*What you need to do*: Separate out the lines that hold "ويقال".
/---
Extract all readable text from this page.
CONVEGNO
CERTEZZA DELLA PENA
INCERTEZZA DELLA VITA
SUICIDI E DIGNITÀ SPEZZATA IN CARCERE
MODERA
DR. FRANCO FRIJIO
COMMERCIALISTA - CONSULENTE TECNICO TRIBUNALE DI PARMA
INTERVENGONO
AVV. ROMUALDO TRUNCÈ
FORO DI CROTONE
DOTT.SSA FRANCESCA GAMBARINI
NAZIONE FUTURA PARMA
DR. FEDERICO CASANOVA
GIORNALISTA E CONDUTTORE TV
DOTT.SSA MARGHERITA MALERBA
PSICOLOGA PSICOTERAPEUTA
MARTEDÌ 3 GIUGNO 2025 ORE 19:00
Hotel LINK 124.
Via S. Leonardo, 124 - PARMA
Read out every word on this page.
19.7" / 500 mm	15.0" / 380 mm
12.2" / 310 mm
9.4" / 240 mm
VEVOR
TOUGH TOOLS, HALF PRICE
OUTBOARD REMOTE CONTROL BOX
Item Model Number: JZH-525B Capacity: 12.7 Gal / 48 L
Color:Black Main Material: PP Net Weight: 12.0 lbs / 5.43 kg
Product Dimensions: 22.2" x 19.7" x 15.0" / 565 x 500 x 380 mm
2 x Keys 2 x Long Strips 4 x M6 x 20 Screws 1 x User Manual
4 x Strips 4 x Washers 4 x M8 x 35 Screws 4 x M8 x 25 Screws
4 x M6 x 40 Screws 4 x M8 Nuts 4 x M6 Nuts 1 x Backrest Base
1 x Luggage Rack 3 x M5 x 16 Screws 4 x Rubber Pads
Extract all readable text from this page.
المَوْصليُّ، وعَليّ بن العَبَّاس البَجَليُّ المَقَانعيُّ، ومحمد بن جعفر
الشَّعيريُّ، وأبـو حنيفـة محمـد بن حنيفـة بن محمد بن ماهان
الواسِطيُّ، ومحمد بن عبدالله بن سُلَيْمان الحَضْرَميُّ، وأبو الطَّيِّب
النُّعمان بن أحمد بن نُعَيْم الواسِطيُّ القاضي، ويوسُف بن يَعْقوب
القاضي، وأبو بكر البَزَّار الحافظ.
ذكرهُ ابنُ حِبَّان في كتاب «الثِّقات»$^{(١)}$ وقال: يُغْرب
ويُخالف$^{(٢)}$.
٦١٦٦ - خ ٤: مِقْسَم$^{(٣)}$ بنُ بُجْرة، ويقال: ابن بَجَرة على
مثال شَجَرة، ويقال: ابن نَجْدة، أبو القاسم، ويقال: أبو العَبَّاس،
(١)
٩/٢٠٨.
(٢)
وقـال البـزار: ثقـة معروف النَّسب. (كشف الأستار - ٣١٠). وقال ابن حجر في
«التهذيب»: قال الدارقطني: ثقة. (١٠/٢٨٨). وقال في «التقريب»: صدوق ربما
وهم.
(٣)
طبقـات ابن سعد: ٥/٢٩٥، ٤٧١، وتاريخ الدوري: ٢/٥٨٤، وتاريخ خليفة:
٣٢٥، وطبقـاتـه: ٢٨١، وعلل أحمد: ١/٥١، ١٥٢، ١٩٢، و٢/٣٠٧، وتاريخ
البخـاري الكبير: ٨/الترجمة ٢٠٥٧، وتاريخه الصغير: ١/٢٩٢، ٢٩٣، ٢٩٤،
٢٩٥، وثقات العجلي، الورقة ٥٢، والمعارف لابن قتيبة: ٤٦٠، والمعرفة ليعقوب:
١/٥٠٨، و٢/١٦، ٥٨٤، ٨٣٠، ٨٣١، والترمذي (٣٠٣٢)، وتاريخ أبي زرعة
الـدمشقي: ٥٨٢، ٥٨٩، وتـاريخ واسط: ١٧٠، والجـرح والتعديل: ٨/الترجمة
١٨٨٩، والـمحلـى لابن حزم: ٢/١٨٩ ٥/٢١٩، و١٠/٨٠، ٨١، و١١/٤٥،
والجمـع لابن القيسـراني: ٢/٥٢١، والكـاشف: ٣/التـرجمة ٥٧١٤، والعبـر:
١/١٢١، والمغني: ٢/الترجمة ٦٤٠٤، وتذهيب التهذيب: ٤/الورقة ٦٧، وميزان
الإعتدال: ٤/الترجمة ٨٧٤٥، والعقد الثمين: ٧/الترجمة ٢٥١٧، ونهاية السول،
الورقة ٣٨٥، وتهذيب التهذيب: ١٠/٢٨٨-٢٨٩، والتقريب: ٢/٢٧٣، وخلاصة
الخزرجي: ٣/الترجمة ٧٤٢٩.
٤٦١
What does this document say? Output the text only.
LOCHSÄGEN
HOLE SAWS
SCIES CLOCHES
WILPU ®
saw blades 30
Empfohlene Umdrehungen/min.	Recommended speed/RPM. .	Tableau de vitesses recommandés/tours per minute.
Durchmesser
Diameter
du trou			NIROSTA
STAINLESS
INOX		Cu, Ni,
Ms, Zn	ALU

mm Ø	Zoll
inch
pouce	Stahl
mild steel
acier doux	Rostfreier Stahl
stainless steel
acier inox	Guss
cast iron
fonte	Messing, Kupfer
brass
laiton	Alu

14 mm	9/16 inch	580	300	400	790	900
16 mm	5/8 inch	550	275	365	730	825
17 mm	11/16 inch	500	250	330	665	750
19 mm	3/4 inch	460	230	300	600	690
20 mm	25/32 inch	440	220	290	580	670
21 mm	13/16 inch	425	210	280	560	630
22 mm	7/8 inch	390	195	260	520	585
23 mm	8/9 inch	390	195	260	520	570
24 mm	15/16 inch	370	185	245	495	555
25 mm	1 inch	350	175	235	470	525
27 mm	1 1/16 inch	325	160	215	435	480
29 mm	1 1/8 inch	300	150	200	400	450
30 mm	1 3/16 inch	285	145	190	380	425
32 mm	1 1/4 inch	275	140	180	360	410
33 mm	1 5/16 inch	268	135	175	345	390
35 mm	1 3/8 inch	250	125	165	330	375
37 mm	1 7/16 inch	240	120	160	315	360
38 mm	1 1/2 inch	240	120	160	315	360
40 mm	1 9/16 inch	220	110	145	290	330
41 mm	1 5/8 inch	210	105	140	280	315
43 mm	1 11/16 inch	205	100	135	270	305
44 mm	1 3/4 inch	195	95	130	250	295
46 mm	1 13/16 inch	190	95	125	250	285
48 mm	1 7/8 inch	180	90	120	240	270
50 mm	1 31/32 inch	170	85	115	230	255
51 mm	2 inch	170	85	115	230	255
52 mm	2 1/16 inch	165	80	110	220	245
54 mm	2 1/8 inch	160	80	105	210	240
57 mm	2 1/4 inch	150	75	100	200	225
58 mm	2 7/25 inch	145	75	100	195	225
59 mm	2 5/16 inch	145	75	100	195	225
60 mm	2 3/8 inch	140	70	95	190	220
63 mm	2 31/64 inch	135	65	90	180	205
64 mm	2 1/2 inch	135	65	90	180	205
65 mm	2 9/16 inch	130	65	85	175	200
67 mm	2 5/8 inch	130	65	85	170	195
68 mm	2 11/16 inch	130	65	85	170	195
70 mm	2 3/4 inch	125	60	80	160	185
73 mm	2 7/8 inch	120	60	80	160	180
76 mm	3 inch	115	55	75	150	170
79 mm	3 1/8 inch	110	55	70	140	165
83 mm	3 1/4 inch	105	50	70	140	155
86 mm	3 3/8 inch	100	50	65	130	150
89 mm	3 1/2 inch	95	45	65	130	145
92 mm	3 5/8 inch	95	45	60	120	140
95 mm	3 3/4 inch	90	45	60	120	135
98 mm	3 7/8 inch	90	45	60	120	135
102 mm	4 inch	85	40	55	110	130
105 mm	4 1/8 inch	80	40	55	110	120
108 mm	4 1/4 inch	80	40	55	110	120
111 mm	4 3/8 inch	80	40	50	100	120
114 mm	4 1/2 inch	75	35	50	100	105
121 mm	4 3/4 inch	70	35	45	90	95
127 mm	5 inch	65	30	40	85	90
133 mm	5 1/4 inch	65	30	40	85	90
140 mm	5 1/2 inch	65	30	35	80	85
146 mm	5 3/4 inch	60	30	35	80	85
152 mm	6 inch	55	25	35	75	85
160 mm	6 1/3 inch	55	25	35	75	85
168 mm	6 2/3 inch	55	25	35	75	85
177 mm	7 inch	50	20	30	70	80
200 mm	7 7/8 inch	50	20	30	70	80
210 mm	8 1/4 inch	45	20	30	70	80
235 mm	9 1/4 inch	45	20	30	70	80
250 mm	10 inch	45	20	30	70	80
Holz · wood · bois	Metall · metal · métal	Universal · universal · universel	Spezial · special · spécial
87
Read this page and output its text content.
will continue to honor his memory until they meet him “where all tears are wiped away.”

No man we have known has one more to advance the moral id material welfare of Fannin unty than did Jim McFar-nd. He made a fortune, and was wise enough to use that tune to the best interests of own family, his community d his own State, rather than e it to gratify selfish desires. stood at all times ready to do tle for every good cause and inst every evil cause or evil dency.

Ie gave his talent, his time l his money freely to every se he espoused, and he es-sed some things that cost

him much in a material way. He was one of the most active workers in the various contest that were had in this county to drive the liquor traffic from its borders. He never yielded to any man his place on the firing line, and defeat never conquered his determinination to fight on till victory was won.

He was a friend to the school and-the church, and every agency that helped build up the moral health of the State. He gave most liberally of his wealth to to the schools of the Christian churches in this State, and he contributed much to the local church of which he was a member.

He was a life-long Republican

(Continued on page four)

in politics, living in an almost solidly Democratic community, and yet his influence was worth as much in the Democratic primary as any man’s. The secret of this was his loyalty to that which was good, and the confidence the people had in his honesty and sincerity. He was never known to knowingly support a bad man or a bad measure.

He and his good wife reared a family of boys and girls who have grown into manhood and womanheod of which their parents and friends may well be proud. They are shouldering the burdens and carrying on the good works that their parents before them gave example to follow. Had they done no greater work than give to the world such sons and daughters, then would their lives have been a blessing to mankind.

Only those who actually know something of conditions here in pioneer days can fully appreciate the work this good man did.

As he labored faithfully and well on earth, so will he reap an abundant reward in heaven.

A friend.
\---
*Output for this exercise*:
٦١٦٦ - خ ٤: مِقْسَم$^{(٣)}$ بنُ بُجْرة، ويقال: ابن بَجَرة على
مثال شَجَرة، ويقال: ابن نَجْدة، أبو القاسم، ويقال: أبو العَبَّاس،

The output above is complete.